--- GIVEN PROBLEM ---
Pictures aside, write out every record exactly as it appears.

[EXCERPTED RECORDS start]

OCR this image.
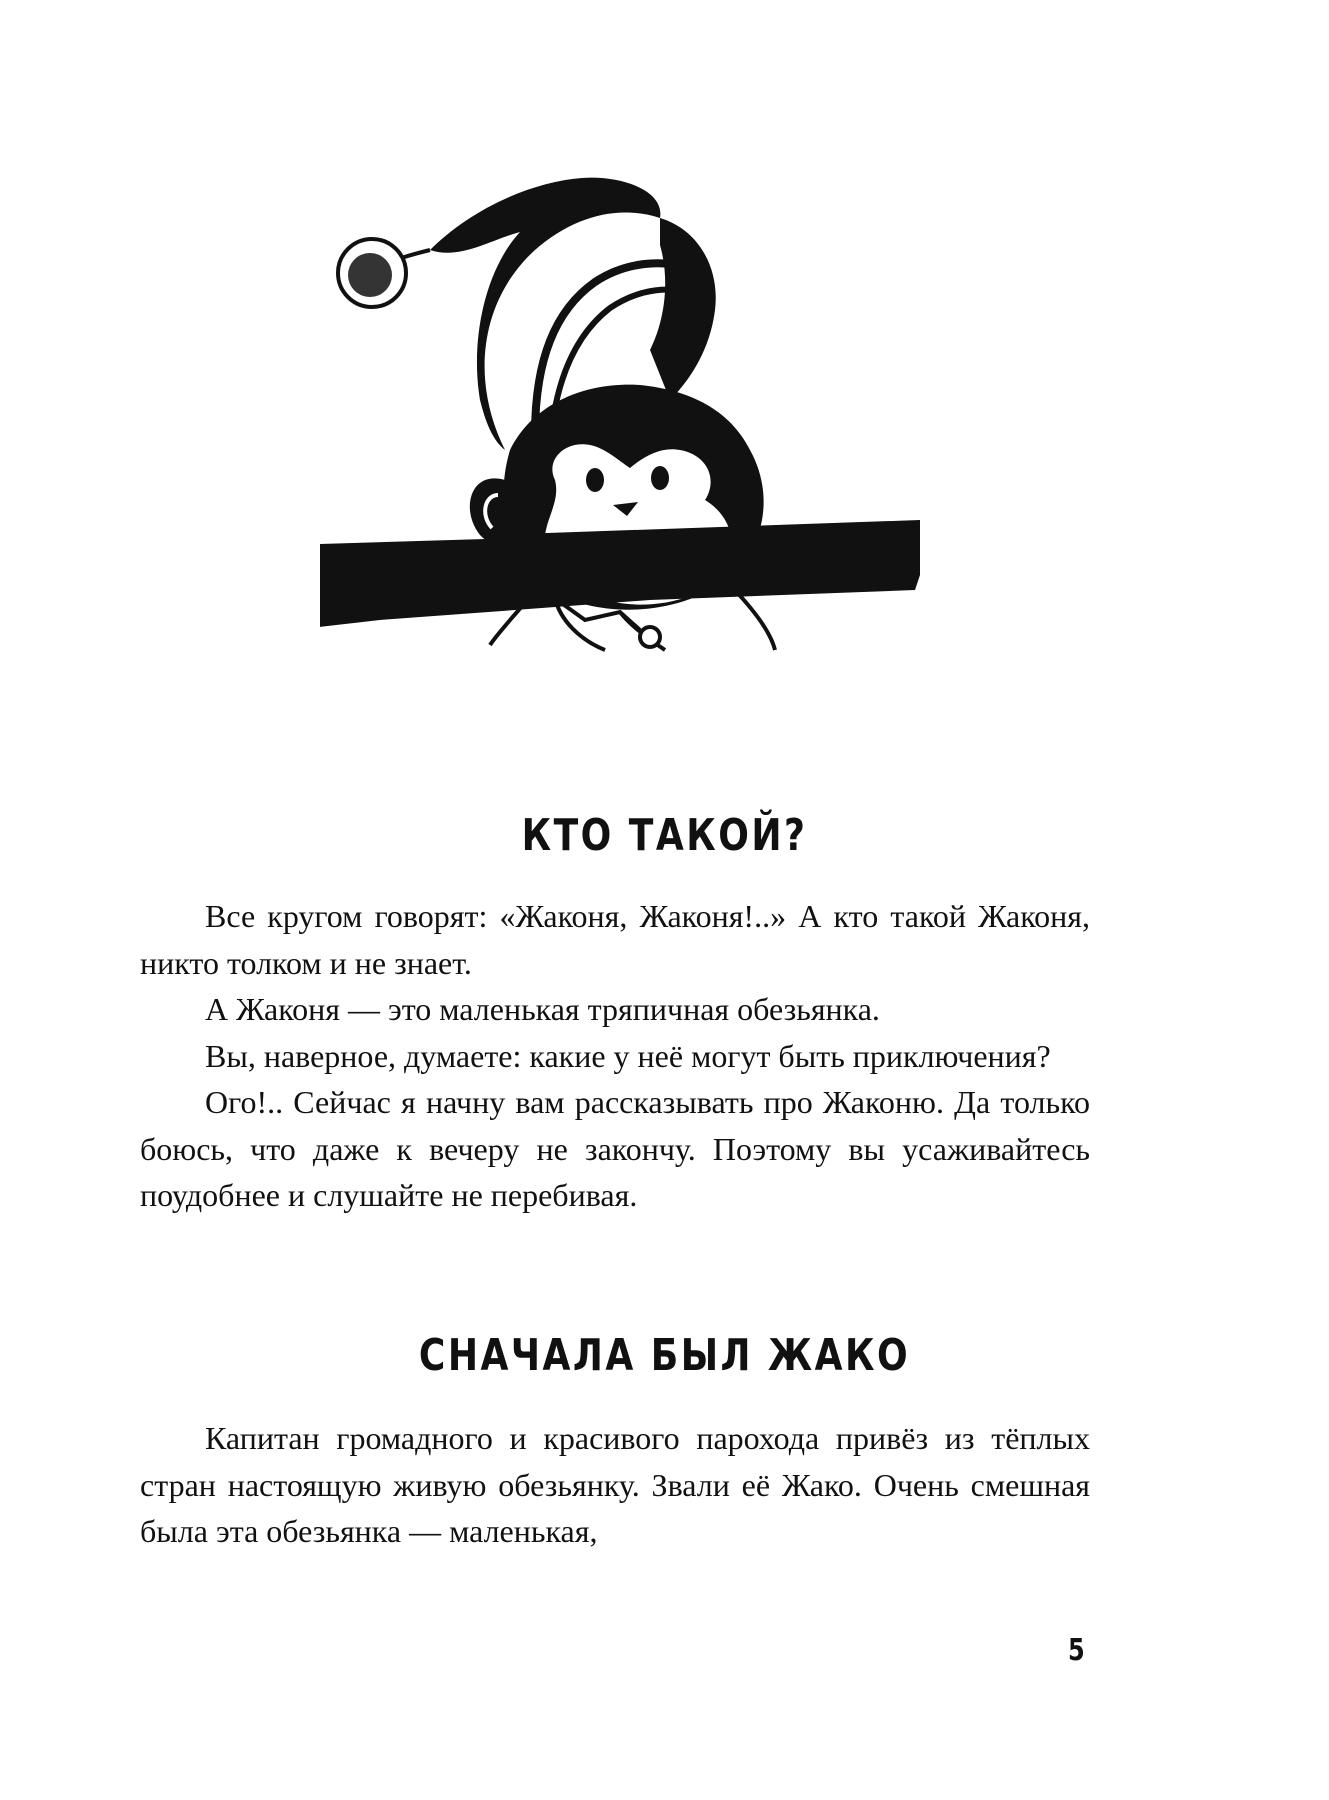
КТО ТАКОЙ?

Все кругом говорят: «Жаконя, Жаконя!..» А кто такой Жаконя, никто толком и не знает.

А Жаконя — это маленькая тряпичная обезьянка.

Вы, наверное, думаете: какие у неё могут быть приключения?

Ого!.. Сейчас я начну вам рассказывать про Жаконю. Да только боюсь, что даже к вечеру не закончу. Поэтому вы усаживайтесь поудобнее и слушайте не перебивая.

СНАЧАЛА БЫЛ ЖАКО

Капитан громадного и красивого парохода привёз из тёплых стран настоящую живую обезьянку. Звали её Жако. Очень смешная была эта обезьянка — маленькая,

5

[EXCERPTED RECORDS end]

--- RESPONSE TO THE TASK ---
OCR this image.
КТО ТАКОЙ?

Все кругом говорят: «Жаконя, Жаконя!..» А кто такой Жаконя, никто толком и не знает.

А Жаконя — это маленькая тряпичная обезьянка.

Вы, наверное, думаете: какие у неё могут быть приключения?

Ого!.. Сейчас я начну вам рассказывать про Жаконю. Да только боюсь, что даже к вечеру не закончу. Поэтому вы усаживайтесь поудобнее и слушайте не перебивая.

СНАЧАЛА БЫЛ ЖАКО

Капитан громадного и красивого парохода привёз из тёплых стран настоящую живую обезьянку. Звали её Жако. Очень смешная была эта обезьянка — маленькая,

5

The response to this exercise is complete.